- [SELECTED EXTRACT]

NVIDIA / TensorRT

NVIDIA® TensorRT™ is an SDK for high-performance deep learning inference on NVIDIA GPUs. This repository contains the open source components of TensorRT.
https://developer.nvidia.com/tensorrt
Apache License 2.0
10.84k stars 2.14k forks source link

Error Code 10: Internal Error (Could not find any implementation for node (Unnamed Layer* 8) [Convolution] error occurred when building the bert-base model using trt8.5.3 #2681

Closed mdztravelling closed 1 year ago

mdztravelling commented 1 year ago

Description

I encountered the following error when building the bert-base model with trt 8.5.3 use builder.py on T4 GPU. Is this a bug for 8.5.3 on T4 ?

The errors in FP16:

[02/14/2023-20:48:57] [TRT] [V] CaskFlattenConvolution has no valid tactics for this config, skipping
[02/14/2023-20:48:57] [TRT] [V] --------------- Timing Runner: (Unnamed Layer* 8) [Fully Connected] + PWN(PWN(PWN(PWN(PWN(PWN((Unnamed Layer* 9) [Constant], (Unnamed Layer* 14) [ElementWise]), (Unnamed Layer* 10) [Constant] + (Unnamed Layer* 15) [ElementWise]), (Unnamed Layer* 16) [ElementWise]), (Unnamed Layer* 11) [Constant] + (Unnamed Layer* 17) [ElementWise] + (Unnamed Layer* 18) [Activation]), (Unnamed Layer* 12) [Constant] + (Unnamed Layer* 19) [ElementWise] + (Unnamed Layer* 13) [Constant] + (Unnamed Layer* 20) [ElementWise]), (Unnamed Layer* 21) [ElementWise]) (CaskConvolution)

- [Data entries]
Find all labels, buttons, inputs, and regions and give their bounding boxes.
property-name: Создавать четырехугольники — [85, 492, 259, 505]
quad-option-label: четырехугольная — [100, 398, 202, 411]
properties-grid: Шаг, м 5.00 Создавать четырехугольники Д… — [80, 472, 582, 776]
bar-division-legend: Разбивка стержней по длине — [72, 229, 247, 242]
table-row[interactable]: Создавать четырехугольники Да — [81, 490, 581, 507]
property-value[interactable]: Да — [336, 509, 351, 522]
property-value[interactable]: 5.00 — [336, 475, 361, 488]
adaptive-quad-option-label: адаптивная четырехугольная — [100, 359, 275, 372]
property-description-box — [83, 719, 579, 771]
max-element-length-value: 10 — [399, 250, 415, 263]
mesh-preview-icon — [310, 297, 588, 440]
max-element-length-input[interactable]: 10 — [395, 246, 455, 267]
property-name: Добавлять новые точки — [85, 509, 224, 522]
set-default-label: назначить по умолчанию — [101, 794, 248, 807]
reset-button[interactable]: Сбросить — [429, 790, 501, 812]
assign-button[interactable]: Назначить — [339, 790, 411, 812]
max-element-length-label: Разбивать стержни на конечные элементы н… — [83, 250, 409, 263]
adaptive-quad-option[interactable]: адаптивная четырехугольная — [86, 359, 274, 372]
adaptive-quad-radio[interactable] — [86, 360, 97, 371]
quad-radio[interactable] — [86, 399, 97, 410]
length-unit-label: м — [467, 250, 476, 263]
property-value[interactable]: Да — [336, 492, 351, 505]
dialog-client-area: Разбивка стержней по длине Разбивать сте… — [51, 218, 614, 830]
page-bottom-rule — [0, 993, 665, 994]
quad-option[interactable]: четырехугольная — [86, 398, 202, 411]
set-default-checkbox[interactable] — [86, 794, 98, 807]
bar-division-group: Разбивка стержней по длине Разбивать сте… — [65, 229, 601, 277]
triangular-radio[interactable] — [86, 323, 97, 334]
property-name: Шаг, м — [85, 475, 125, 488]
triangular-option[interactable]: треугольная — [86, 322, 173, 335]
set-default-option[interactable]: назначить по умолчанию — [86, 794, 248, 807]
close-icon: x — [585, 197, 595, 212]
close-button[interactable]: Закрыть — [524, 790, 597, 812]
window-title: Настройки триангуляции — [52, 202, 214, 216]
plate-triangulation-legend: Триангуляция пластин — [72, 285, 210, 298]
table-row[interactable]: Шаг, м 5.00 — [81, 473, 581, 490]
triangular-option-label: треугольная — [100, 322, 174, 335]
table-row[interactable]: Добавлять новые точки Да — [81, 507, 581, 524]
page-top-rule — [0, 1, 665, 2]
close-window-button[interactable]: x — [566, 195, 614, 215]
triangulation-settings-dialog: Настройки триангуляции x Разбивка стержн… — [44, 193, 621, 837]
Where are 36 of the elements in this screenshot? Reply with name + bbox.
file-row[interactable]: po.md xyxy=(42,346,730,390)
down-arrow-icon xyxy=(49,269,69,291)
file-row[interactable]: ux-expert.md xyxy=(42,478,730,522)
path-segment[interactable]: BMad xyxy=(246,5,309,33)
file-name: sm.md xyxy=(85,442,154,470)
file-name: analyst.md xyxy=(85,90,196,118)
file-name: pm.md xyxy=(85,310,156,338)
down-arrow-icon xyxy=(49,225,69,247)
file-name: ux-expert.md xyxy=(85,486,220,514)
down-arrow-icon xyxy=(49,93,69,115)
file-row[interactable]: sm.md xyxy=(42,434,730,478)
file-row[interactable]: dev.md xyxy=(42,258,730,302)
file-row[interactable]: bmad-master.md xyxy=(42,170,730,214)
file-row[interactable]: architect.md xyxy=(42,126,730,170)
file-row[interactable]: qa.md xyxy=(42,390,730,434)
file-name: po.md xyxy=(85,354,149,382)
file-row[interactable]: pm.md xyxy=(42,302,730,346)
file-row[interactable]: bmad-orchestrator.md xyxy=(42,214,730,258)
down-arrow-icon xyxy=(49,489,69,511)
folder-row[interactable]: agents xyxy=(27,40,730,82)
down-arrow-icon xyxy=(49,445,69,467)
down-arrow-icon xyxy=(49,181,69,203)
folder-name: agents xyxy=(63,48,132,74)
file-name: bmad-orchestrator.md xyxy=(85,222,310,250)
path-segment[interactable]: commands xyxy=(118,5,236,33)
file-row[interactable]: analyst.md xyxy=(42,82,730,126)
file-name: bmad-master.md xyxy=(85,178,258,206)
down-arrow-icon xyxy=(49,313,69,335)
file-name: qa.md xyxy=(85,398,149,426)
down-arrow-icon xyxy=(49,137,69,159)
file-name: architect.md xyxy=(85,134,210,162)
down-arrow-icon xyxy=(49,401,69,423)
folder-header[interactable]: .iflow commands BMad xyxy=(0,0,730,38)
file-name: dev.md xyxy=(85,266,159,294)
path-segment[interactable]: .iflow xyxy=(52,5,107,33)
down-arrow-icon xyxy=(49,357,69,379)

- [CHECK YOUR UNDERSTANDING]
[a] In the TensorRT issue, why is CaskFlattenConvolution skipped? Answer in one to three sentences.
[b] Extract the passage of the TensorRT issue from "https://developer.nvidia.com/tensorrt" to "8.5.3 on T4 ?", word for word.

- [SOLUTIONS PER TASK]
[a] CaskFlattenConvolution is skipped because it has no valid tactics for this config.

[b]
https://developer.nvidia.com/tensorrt
Apache License 2.0
10.84k stars 2.14k forks source link

Error Code 10: Internal Error (Could not find any implementation for node (Unnamed Layer* 8) [Convolution] error occurred when building the bert-base model using trt8.5.3 #2681

Closed mdztravelling closed 1 year ago

mdztravelling commented 1 year ago

Description

I encountered the following error when building the bert-base model with trt 8.5.3 use builder.py on T4 GPU. Is this a bug for 8.5.3 on T4 ?